■ DIRECTIVE: What lines of the data include the string "statement"? Copy them all.

Dataset excerpt:

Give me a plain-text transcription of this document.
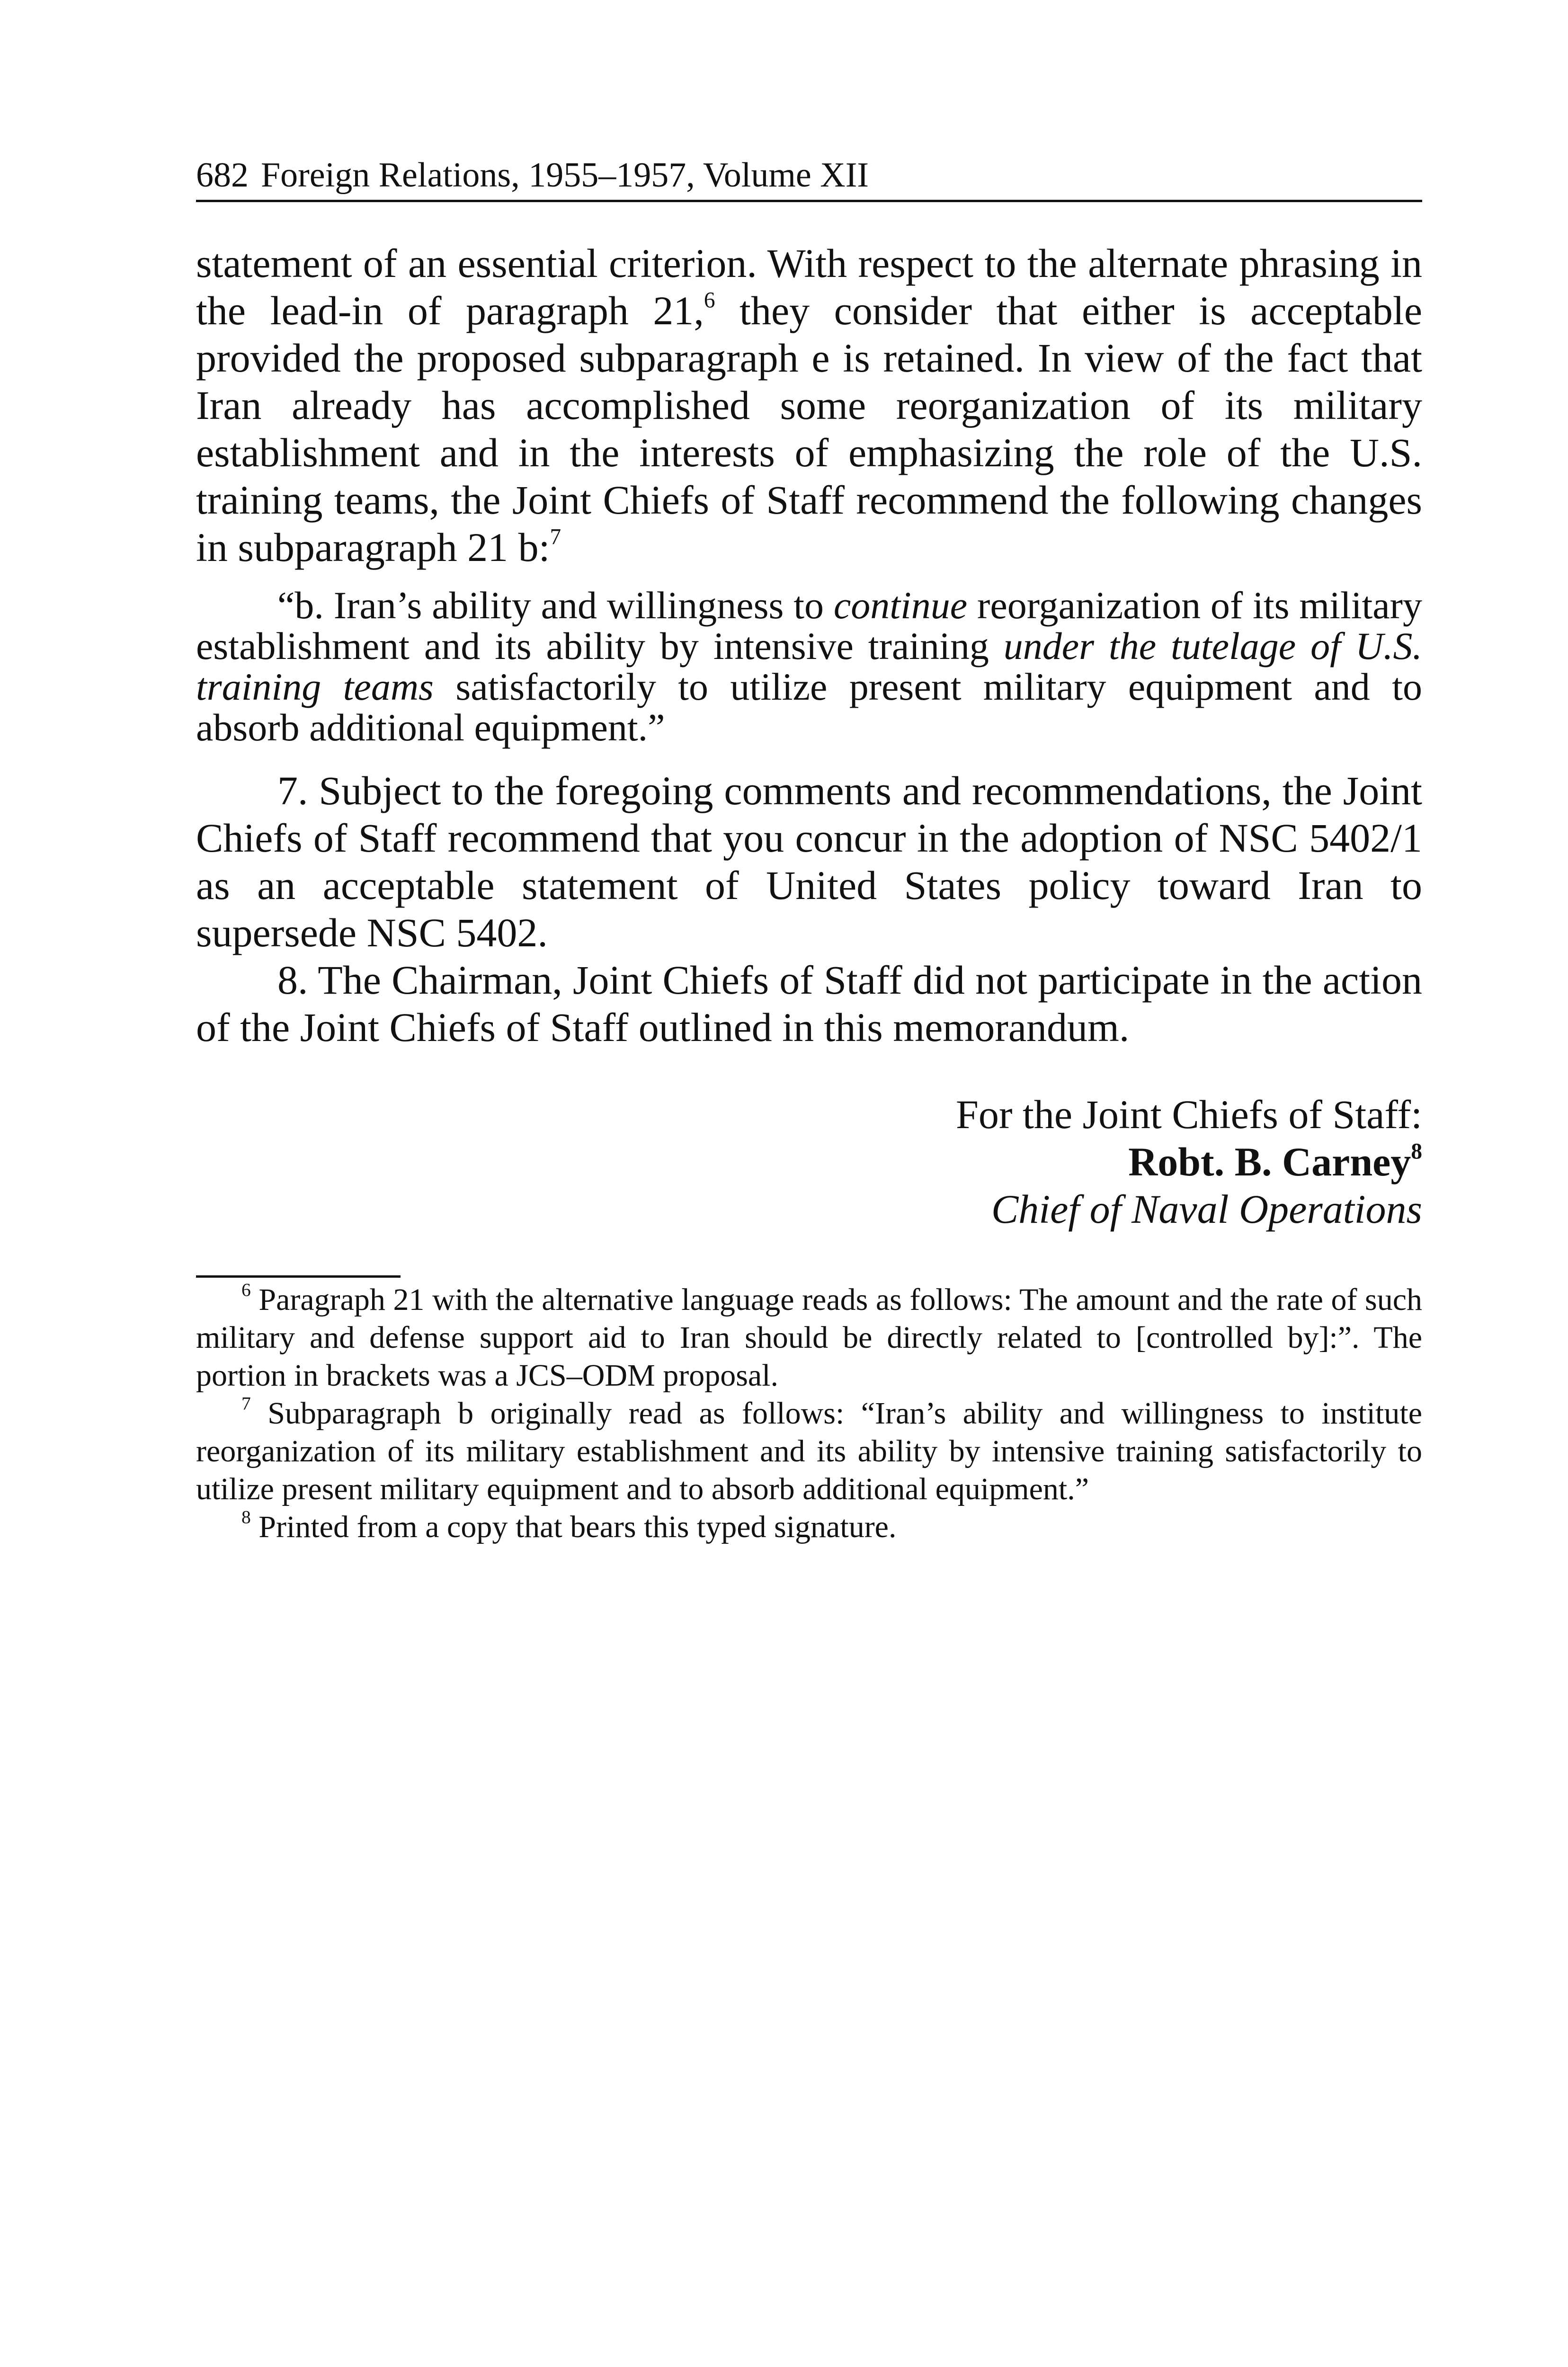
682 Foreign Relations, 1955–1957, Volume XII

statement of an essential criterion. With respect to the alternate phrasing in the lead-in of paragraph 21,$^6$ they consider that either is acceptable provided the proposed subparagraph e is retained. In view of the fact that Iran already has accomplished some reorganization of its military establishment and in the interests of emphasizing the role of the U.S. training teams, the Joint Chiefs of Staff recommend the following changes in subparagraph 21 b:$^7$

“b. Iran’s ability and willingness to continue reorganization of its military establishment and its ability by intensive training under the tutelage of U.S. training teams satisfactorily to utilize present military equipment and to absorb additional equipment.”

7. Subject to the foregoing comments and recommendations, the Joint Chiefs of Staff recommend that you concur in the adoption of NSC 5402/1 as an acceptable statement of United States policy toward Iran to supersede NSC 5402.

8. The Chairman, Joint Chiefs of Staff did not participate in the action of the Joint Chiefs of Staff outlined in this memorandum.

For the Joint Chiefs of Staff:
Robt. B. Carney$^8$
Chief of Naval Operations

$^6$ Paragraph 21 with the alternative language reads as follows: The amount and the rate of such military and defense support aid to Iran should be directly related to [controlled by]:”. The portion in brackets was a JCS–ODM proposal.

$^7$ Subparagraph b originally read as follows: “Iran’s ability and willingness to institute reorganization of its military establishment and its ability by intensive training satisfactorily to utilize present military equipment and to absorb additional equipment.”

$^8$ Printed from a copy that bears this typed signature.
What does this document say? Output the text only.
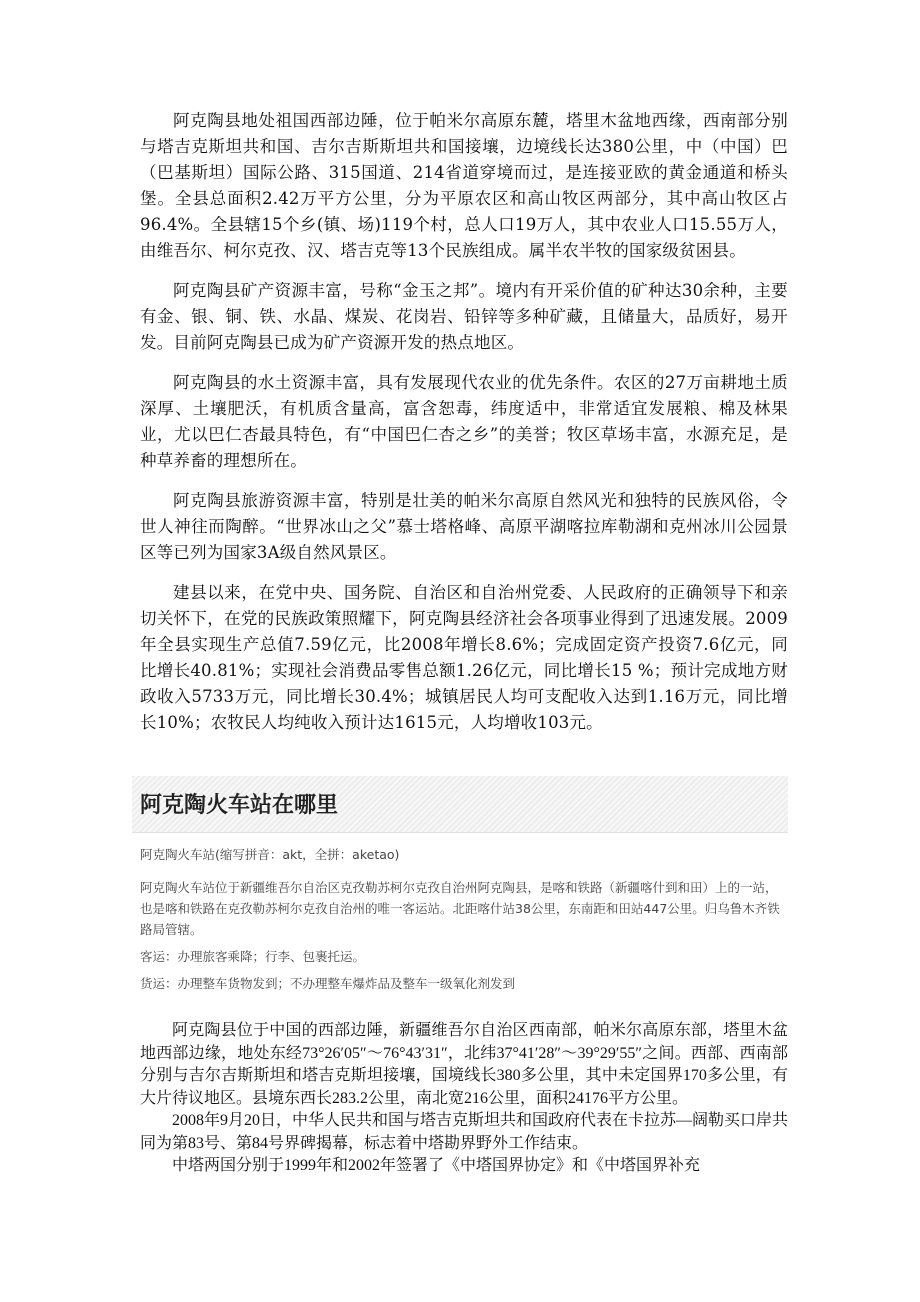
阿克陶县地处祖国西部边陲，位于帕米尔高原东麓，塔里木盆地西缘，西南部分别与塔吉克斯坦共和国、吉尔吉斯斯坦共和国接壤，边境线长达380公里，中（中国）巴（巴基斯坦）国际公路、315国道、214省道穿境而过，是连接亚欧的黄金通道和桥头堡。全县总面积2.42万平方公里，分为平原农区和高山牧区两部分，其中高山牧区占96.4%。全县辖15个乡(镇、场)119个村，总人口19万人，其中农业人口15.55万人，由维吾尔、柯尔克孜、汉、塔吉克等13个民族组成。属半农半牧的国家级贫困县。

阿克陶县矿产资源丰富，号称“金玉之邦”。境内有开采价值的矿种达30余种，主要有金、银、铜、铁、水晶、煤炭、花岗岩、铅锌等多种矿藏，且储量大，品质好，易开发。目前阿克陶县已成为矿产资源开发的热点地区。

阿克陶县的水土资源丰富，具有发展现代农业的优先条件。农区的27万亩耕地土质深厚、土壤肥沃，有机质含量高，富含恕毒，纬度适中，非常适宜发展粮、棉及林果业，尤以巴仁杏最具特色，有“中国巴仁杏之乡”的美誉；牧区草场丰富，水源充足，是种草养畜的理想所在。

阿克陶县旅游资源丰富，特别是壮美的帕米尔高原自然风光和独特的民族风俗，令世人神往而陶醉。“世界冰山之父”慕士塔格峰、高原平湖喀拉库勒湖和克州冰川公园景区等已列为国家3A级自然风景区。

建县以来，在党中央、国务院、自治区和自治州党委、人民政府的正确领导下和亲切关怀下，在党的民族政策照耀下，阿克陶县经济社会各项事业得到了迅速发展。2009年全县实现生产总值7.59亿元，比2008年增长8.6%；完成固定资产投资7.6亿元，同比增长40.81%；实现社会消费品零售总额1.26亿元，同比增长15 %；预计完成地方财政收入5733万元，同比增长30.4%；城镇居民人均可支配收入达到1.16万元，同比增长10%；农牧民人均纯收入预计达1615元，人均增收103元。

阿克陶火车站在哪里

阿克陶火车站(缩写拼音：akt，全拼：aketao)

阿克陶火车站位于新疆维吾尔自治区克孜勒苏柯尔克孜自治州阿克陶县，是喀和铁路（新疆喀什到和田）上的一站，也是喀和铁路在克孜勒苏柯尔克孜自治州的唯一客运站。北距喀什站38公里，东南距和田站447公里。归乌鲁木齐铁路局管辖。

客运：办理旅客乘降；行李、包裹托运。

货运：办理整车货物发到；不办理整车爆炸品及整车一级氧化剂发到

阿克陶县位于中国的西部边陲，新疆维吾尔自治区西南部，帕米尔高原东部，塔里木盆地西部边缘，地处东经73°26′05″～76°43′31″，北纬37°41′28″～39°29′55″之间。西部、西南部分别与吉尔吉斯斯坦和塔吉克斯坦接壤，国境线长380多公里，其中未定国界170多公里，有大片待议地区。县境东西长283.2公里，南北宽216公里，面积24176平方公里。

2008年9月20日，中华人民共和国与塔吉克斯坦共和国政府代表在卡拉苏—阔勒买口岸共同为第83号、第84号界碑揭幕，标志着中塔勘界野外工作结束。

中塔两国分别于1999年和2002年签署了《中塔国界协定》和《中塔国界补充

■ REPLY:
statement of an essential criterion. With respect to the alternate phrasing in the lead-in of paragraph 21,$^6$ they consider that either is acceptable provided the proposed subparagraph e is retained. In view of the fact that Iran already has accomplished some reorganization of its military establishment and in the interests of emphasizing the role of the U.S. training teams, the Joint Chiefs of Staff recommend the following changes in subparagraph 21 b:$^7$
7. Subject to the foregoing comments and recommendations, the Joint Chiefs of Staff recommend that you concur in the adoption of NSC 5402/1 as an acceptable statement of United States policy toward Iran to supersede NSC 5402.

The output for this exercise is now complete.